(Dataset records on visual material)

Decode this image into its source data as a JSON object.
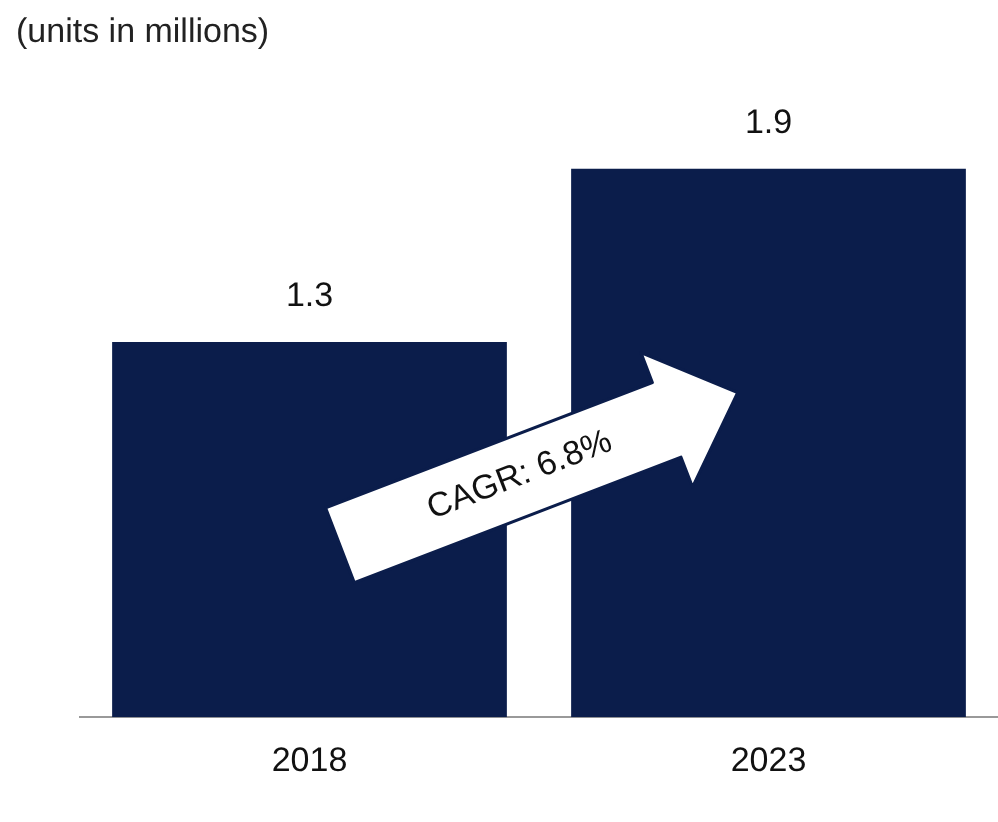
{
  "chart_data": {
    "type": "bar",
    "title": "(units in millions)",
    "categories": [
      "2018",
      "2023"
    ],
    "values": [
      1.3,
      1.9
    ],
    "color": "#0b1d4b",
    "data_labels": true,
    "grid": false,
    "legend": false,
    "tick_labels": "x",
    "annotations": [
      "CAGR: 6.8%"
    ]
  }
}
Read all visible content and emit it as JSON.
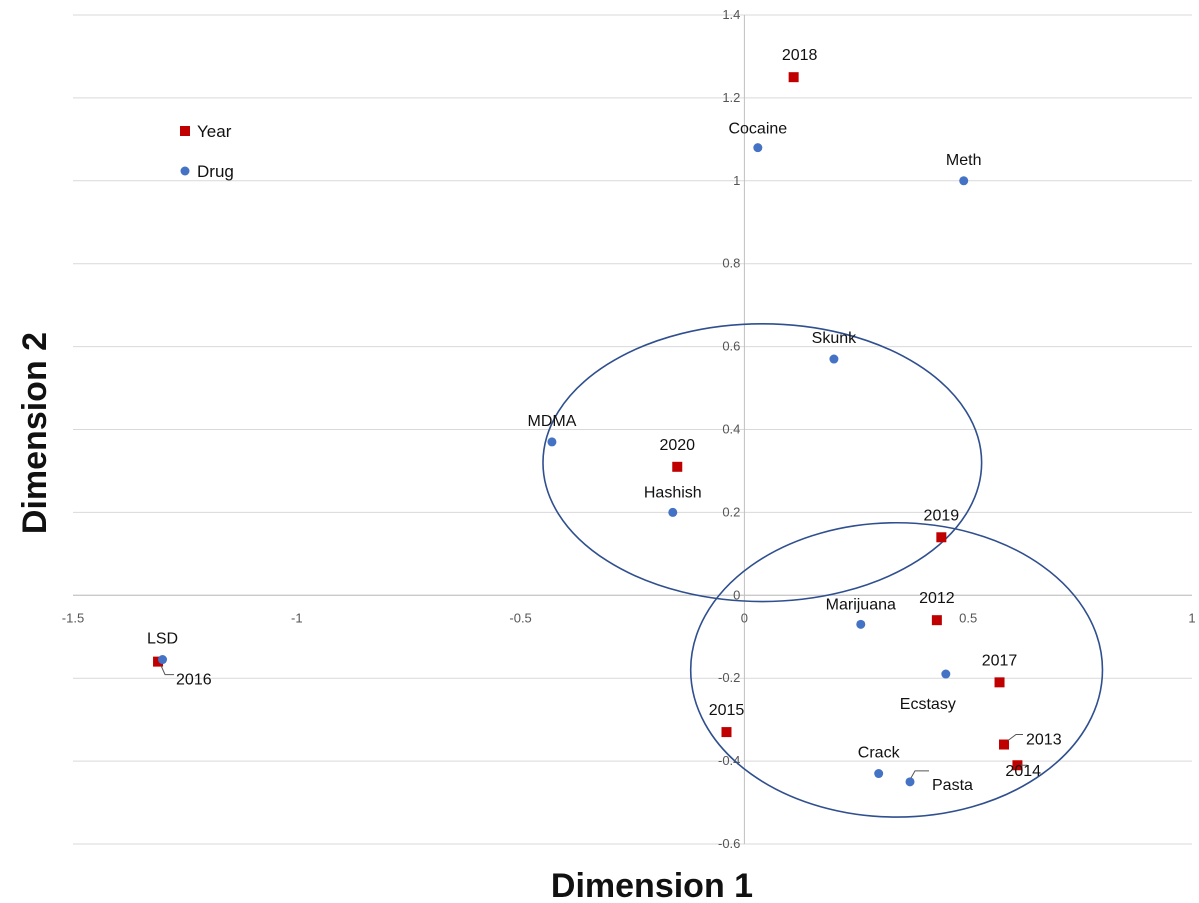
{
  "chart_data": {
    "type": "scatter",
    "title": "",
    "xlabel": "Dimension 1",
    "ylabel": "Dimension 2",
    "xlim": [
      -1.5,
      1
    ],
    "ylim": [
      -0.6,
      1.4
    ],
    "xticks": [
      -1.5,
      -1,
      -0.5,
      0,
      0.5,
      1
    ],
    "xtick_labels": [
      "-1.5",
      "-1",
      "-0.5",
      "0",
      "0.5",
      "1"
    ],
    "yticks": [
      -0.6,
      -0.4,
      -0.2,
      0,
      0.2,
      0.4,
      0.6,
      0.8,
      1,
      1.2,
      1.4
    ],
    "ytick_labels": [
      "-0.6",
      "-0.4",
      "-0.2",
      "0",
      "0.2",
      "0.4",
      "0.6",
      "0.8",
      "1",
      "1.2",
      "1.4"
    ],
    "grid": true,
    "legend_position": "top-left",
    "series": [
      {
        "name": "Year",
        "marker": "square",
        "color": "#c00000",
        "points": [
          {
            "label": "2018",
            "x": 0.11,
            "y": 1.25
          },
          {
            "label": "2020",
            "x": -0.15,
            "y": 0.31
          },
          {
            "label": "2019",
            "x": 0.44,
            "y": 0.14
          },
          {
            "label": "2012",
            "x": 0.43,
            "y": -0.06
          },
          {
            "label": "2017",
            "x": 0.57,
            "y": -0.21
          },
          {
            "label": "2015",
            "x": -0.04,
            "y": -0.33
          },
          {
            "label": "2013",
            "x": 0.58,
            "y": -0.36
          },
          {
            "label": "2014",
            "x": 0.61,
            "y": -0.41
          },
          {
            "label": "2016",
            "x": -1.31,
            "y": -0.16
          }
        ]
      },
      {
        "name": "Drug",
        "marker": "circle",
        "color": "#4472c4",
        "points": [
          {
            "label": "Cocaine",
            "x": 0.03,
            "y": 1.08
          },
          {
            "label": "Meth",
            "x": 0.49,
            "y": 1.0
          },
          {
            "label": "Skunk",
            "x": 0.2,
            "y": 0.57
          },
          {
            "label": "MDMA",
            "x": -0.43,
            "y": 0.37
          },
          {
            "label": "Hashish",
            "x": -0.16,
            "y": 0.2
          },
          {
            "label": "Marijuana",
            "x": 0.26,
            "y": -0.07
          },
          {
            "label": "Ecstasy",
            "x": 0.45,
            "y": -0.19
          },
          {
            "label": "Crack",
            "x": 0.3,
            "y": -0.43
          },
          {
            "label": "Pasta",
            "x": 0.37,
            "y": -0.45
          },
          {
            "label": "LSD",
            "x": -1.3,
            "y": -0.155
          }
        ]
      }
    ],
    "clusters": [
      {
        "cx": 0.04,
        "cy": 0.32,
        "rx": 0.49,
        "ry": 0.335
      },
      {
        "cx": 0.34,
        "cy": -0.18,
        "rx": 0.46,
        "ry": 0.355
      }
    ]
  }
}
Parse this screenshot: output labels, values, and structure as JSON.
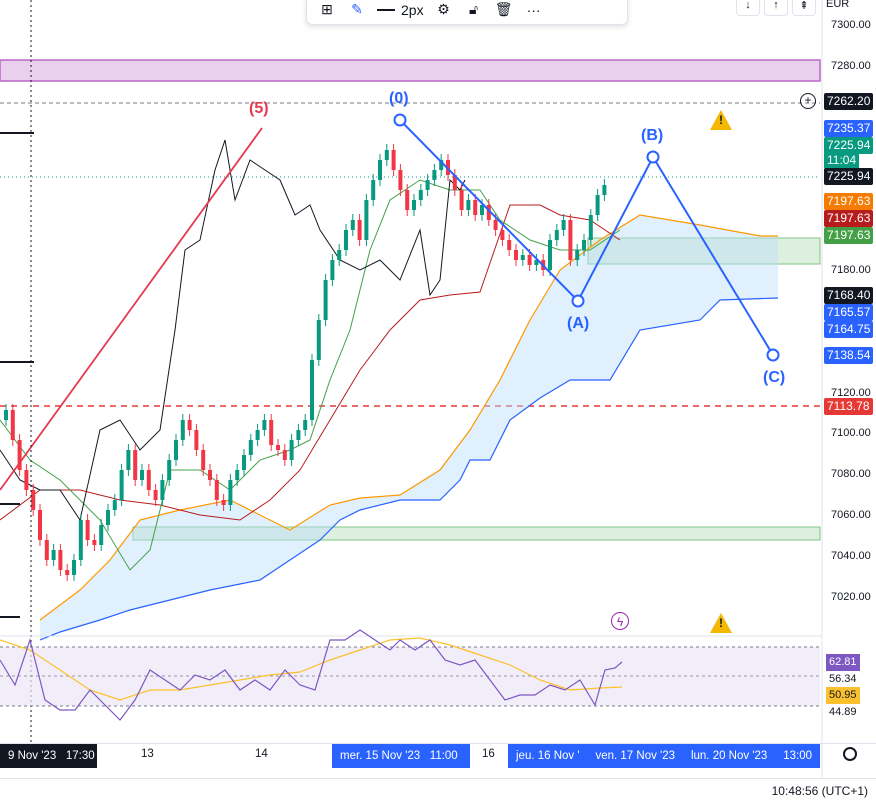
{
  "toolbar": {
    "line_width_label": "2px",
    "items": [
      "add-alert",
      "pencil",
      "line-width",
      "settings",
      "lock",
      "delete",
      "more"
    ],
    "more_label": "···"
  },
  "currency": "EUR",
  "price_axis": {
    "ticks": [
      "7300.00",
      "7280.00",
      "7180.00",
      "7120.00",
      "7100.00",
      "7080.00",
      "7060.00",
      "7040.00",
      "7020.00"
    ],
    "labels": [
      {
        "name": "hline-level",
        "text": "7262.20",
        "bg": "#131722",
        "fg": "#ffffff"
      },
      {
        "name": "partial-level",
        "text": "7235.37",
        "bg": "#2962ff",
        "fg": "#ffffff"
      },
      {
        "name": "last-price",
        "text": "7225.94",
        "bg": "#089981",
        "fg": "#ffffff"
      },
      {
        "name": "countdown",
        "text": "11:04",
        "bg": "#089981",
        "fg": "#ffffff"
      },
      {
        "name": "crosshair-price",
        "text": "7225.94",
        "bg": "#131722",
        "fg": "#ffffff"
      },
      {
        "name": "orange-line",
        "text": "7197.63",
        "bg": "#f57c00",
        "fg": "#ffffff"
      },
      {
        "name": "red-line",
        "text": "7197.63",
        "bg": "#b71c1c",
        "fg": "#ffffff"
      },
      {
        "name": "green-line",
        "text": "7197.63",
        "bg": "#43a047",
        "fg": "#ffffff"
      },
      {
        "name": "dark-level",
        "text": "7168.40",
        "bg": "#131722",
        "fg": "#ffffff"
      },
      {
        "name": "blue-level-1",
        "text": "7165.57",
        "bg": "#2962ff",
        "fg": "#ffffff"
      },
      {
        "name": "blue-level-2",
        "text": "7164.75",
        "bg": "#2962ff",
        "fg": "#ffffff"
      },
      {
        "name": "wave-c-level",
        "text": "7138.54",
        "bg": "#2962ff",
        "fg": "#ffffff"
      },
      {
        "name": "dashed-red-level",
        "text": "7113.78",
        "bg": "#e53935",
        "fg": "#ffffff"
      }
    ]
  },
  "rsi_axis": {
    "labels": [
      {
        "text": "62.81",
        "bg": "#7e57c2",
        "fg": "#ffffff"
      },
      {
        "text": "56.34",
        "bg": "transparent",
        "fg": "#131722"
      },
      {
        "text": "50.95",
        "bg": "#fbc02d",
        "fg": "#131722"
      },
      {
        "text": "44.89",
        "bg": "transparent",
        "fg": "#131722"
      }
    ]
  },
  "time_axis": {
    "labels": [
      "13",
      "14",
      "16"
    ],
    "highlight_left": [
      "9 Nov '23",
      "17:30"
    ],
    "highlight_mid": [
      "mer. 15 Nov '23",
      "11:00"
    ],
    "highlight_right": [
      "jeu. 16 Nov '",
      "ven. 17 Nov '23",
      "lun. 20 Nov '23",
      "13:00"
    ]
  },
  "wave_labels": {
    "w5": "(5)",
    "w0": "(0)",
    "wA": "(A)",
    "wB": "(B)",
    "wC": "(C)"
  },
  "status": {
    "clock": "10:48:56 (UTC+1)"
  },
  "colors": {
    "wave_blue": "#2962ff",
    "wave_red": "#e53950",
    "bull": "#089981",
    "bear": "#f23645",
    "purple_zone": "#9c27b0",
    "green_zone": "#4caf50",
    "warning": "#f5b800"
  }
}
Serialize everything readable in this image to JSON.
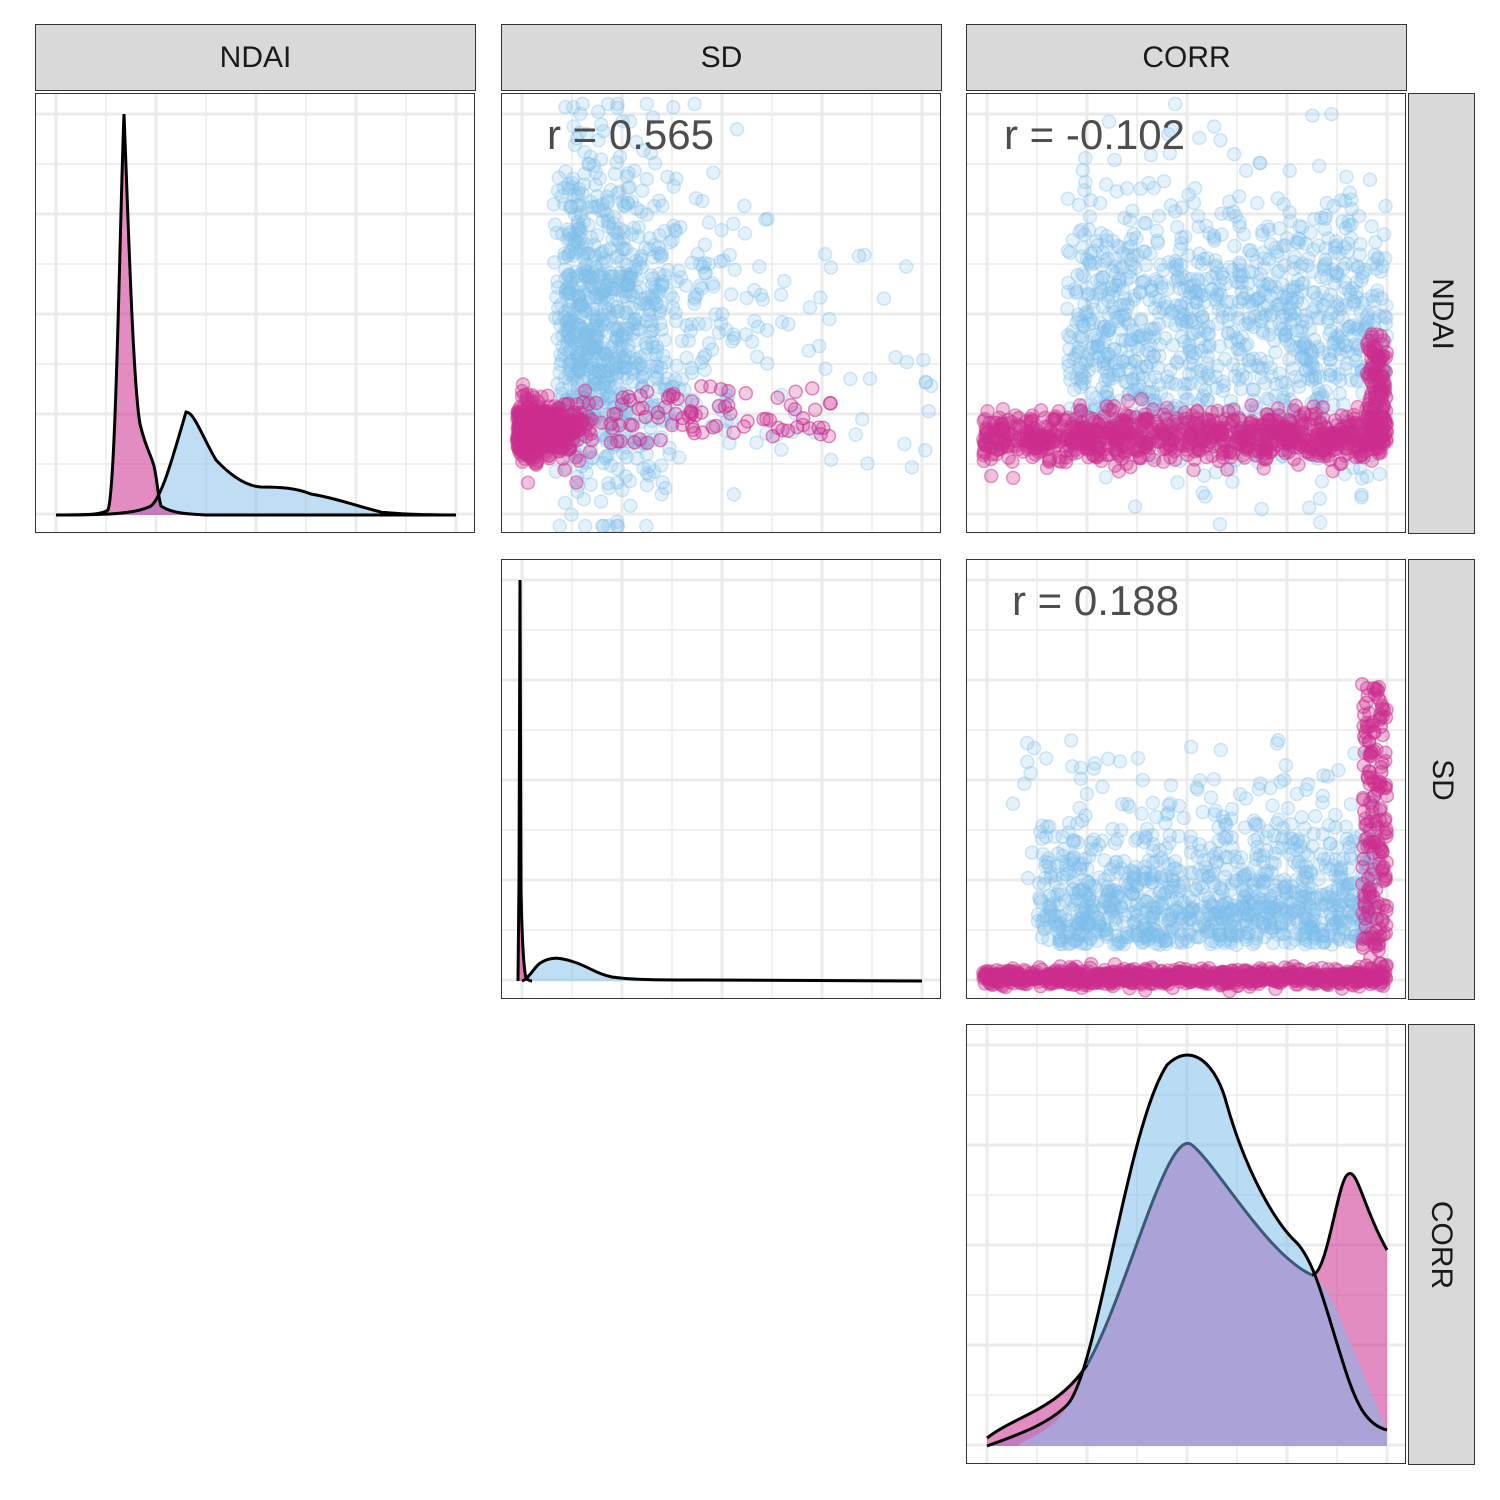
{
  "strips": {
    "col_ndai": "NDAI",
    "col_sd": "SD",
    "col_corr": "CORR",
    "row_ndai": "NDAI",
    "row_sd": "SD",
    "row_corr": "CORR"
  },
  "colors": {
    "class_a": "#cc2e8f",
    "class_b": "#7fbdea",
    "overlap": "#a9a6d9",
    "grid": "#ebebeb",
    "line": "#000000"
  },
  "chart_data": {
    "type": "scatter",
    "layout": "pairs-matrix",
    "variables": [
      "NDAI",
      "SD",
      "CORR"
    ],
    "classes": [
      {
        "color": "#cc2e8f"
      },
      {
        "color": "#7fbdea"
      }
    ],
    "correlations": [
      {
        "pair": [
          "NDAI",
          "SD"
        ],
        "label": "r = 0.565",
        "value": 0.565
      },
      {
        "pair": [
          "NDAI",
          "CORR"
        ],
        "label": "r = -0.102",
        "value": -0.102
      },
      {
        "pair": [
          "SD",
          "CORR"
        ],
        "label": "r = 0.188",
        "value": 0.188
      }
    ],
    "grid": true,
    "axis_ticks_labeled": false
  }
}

● **THE REQUEST**
Isolate the lines that hold the word "Dimension" and copy all of them.

● **THE RESPONSE**
    "xlabel": "Dimension 1",
    "ylabel": "Dimension 2",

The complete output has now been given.